=== What to do ===
Repeat every entry in the listing below, exactly.

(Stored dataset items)

________________________________________

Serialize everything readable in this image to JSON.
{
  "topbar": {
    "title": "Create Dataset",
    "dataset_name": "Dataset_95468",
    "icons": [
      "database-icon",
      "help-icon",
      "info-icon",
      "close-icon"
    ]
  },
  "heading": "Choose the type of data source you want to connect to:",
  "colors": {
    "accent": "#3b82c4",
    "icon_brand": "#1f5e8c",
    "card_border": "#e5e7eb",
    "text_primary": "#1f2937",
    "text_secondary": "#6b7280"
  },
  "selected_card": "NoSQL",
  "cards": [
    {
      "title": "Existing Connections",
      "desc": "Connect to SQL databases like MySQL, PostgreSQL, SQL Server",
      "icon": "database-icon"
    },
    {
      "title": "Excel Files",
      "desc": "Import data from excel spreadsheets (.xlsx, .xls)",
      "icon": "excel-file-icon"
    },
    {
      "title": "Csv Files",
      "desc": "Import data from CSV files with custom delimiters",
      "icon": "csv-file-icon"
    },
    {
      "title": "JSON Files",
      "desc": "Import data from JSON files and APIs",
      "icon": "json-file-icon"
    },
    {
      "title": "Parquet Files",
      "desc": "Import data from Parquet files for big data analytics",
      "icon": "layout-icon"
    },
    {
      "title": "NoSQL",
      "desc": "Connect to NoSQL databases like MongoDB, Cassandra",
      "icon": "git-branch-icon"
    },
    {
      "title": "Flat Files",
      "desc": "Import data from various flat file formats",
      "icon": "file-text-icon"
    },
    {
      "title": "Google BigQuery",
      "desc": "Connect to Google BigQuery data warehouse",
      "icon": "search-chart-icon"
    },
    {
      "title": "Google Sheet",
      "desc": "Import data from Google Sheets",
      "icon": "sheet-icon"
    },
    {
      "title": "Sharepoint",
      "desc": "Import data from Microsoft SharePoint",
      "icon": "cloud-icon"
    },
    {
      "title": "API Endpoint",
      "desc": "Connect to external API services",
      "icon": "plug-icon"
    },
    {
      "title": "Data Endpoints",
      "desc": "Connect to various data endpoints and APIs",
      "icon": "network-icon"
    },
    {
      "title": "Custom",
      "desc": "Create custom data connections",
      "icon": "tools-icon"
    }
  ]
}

________________________________________

=== Correct response ===
Serialize everything readable in this image to JSON.
{
  "topbar": {
    "title": "Create Dataset",
    "dataset_name": "Dataset_95468",
    "icons": [
      "database-icon",
      "help-icon",
      "info-icon",
      "close-icon"
    ]
  },
  "heading": "Choose the type of data source you want to connect to:",
  "colors": {
    "accent": "#3b82c4",
    "icon_brand": "#1f5e8c",
    "card_border": "#e5e7eb",
    "text_primary": "#1f2937",
    "text_secondary": "#6b7280"
  },
  "selected_card": "NoSQL",
  "cards": [
    {
      "title": "Existing Connections",
      "desc": "Connect to SQL databases like MySQL, PostgreSQL, SQL Server",
      "icon": "database-icon"
    },
    {
      "title": "Excel Files",
      "desc": "Import data from excel spreadsheets (.xlsx, .xls)",
      "icon": "excel-file-icon"
    },
    {
      "title": "Csv Files",
      "desc": "Import data from CSV files with custom delimiters",
      "icon": "csv-file-icon"
    },
    {
      "title": "JSON Files",
      "desc": "Import data from JSON files and APIs",
      "icon": "json-file-icon"
    },
    {
      "title": "Parquet Files",
      "desc": "Import data from Parquet files for big data analytics",
      "icon": "layout-icon"
    },
    {
      "title": "NoSQL",
      "desc": "Connect to NoSQL databases like MongoDB, Cassandra",
      "icon": "git-branch-icon"
    },
    {
      "title": "Flat Files",
      "desc": "Import data from various flat file formats",
      "icon": "file-text-icon"
    },
    {
      "title": "Google BigQuery",
      "desc": "Connect to Google BigQuery data warehouse",
      "icon": "search-chart-icon"
    },
    {
      "title": "Google Sheet",
      "desc": "Import data from Google Sheets",
      "icon": "sheet-icon"
    },
    {
      "title": "Sharepoint",
      "desc": "Import data from Microsoft SharePoint",
      "icon": "cloud-icon"
    },
    {
      "title": "API Endpoint",
      "desc": "Connect to external API services",
      "icon": "plug-icon"
    },
    {
      "title": "Data Endpoints",
      "desc": "Connect to various data endpoints and APIs",
      "icon": "network-icon"
    },
    {
      "title": "Custom",
      "desc": "Create custom data connections",
      "icon": "tools-icon"
    }
  ]
}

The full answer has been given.